**Stored records:**
============================================================

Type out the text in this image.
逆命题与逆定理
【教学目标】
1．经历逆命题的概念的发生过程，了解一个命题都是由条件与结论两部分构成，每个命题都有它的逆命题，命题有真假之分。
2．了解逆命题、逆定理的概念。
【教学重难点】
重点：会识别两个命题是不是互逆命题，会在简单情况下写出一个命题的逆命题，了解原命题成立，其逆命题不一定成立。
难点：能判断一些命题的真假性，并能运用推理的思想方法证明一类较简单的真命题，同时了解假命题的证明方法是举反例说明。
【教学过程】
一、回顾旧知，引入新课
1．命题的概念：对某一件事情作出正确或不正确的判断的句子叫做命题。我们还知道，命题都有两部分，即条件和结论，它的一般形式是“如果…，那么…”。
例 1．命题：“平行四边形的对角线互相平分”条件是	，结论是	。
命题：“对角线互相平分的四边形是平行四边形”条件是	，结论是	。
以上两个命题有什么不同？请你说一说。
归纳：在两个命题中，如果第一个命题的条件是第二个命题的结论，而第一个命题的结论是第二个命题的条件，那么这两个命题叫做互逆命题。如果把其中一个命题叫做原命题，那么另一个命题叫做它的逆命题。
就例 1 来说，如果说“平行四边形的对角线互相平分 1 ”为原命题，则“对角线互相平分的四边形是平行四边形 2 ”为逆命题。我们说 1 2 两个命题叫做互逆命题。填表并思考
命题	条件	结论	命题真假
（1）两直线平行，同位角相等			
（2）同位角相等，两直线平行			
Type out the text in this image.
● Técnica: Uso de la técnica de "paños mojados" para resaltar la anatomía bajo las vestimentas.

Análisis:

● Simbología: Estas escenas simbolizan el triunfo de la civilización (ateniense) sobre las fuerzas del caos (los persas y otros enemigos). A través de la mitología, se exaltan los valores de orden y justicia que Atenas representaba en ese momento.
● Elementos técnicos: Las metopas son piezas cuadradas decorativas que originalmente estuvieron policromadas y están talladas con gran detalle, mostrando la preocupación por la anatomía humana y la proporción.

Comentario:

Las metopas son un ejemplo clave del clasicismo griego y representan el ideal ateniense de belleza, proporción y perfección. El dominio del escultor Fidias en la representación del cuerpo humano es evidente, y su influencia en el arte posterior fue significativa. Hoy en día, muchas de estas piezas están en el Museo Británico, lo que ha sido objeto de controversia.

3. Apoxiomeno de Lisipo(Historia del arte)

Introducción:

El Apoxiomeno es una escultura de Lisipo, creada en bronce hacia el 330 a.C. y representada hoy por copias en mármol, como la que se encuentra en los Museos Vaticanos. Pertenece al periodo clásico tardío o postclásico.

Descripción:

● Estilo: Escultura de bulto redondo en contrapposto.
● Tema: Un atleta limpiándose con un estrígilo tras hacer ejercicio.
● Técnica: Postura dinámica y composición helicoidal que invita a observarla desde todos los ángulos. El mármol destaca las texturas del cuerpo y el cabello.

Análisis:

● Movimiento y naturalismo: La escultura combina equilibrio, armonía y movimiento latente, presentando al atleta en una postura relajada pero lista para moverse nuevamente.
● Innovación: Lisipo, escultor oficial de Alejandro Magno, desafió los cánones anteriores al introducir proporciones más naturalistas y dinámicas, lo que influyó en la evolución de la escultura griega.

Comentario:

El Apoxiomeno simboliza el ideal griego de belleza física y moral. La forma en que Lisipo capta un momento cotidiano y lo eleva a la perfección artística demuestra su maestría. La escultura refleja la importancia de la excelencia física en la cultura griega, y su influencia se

============================================================

All of the entries must be written out exactly as they stand.

Type out the text in this image.
逆命题与逆定理
【教学目标】
1．经历逆命题的概念的发生过程，了解一个命题都是由条件与结论两部分构成，每个命题都有它的逆命题，命题有真假之分。
2．了解逆命题、逆定理的概念。
【教学重难点】
重点：会识别两个命题是不是互逆命题，会在简单情况下写出一个命题的逆命题，了解原命题成立，其逆命题不一定成立。
难点：能判断一些命题的真假性，并能运用推理的思想方法证明一类较简单的真命题，同时了解假命题的证明方法是举反例说明。
【教学过程】
一、回顾旧知，引入新课
1．命题的概念：对某一件事情作出正确或不正确的判断的句子叫做命题。我们还知道，命题都有两部分，即条件和结论，它的一般形式是“如果…，那么…”。
例 1．命题：“平行四边形的对角线互相平分”条件是	，结论是	。
命题：“对角线互相平分的四边形是平行四边形”条件是	，结论是	。
以上两个命题有什么不同？请你说一说。
归纳：在两个命题中，如果第一个命题的条件是第二个命题的结论，而第一个命题的结论是第二个命题的条件，那么这两个命题叫做互逆命题。如果把其中一个命题叫做原命题，那么另一个命题叫做它的逆命题。
就例 1 来说，如果说“平行四边形的对角线互相平分 1 ”为原命题，则“对角线互相平分的四边形是平行四边形 2 ”为逆命题。我们说 1 2 两个命题叫做互逆命题。填表并思考
命题	条件	结论	命题真假
（1）两直线平行，同位角相等			
（2）同位角相等，两直线平行			
Type out the text in this image.
● Técnica: Uso de la técnica de "paños mojados" para resaltar la anatomía bajo las vestimentas.

Análisis:

● Simbología: Estas escenas simbolizan el triunfo de la civilización (ateniense) sobre las fuerzas del caos (los persas y otros enemigos). A través de la mitología, se exaltan los valores de orden y justicia que Atenas representaba en ese momento.
● Elementos técnicos: Las metopas son piezas cuadradas decorativas que originalmente estuvieron policromadas y están talladas con gran detalle, mostrando la preocupación por la anatomía humana y la proporción.

Comentario:

Las metopas son un ejemplo clave del clasicismo griego y representan el ideal ateniense de belleza, proporción y perfección. El dominio del escultor Fidias en la representación del cuerpo humano es evidente, y su influencia en el arte posterior fue significativa. Hoy en día, muchas de estas piezas están en el Museo Británico, lo que ha sido objeto de controversia.

3. Apoxiomeno de Lisipo(Historia del arte)

Introducción:

El Apoxiomeno es una escultura de Lisipo, creada en bronce hacia el 330 a.C. y representada hoy por copias en mármol, como la que se encuentra en los Museos Vaticanos. Pertenece al periodo clásico tardío o postclásico.

Descripción:

● Estilo: Escultura de bulto redondo en contrapposto.
● Tema: Un atleta limpiándose con un estrígilo tras hacer ejercicio.
● Técnica: Postura dinámica y composición helicoidal que invita a observarla desde todos los ángulos. El mármol destaca las texturas del cuerpo y el cabello.

Análisis:

● Movimiento y naturalismo: La escultura combina equilibrio, armonía y movimiento latente, presentando al atleta en una postura relajada pero lista para moverse nuevamente.
● Innovación: Lisipo, escultor oficial de Alejandro Magno, desafió los cánones anteriores al introducir proporciones más naturalistas y dinámicas, lo que influyó en la evolución de la escultura griega.

Comentario:

El Apoxiomeno simboliza el ideal griego de belleza física y moral. La forma en que Lisipo capta un momento cotidiano y lo eleva a la perfección artística demuestra su maestría. La escultura refleja la importancia de la excelencia física en la cultura griega, y su influencia se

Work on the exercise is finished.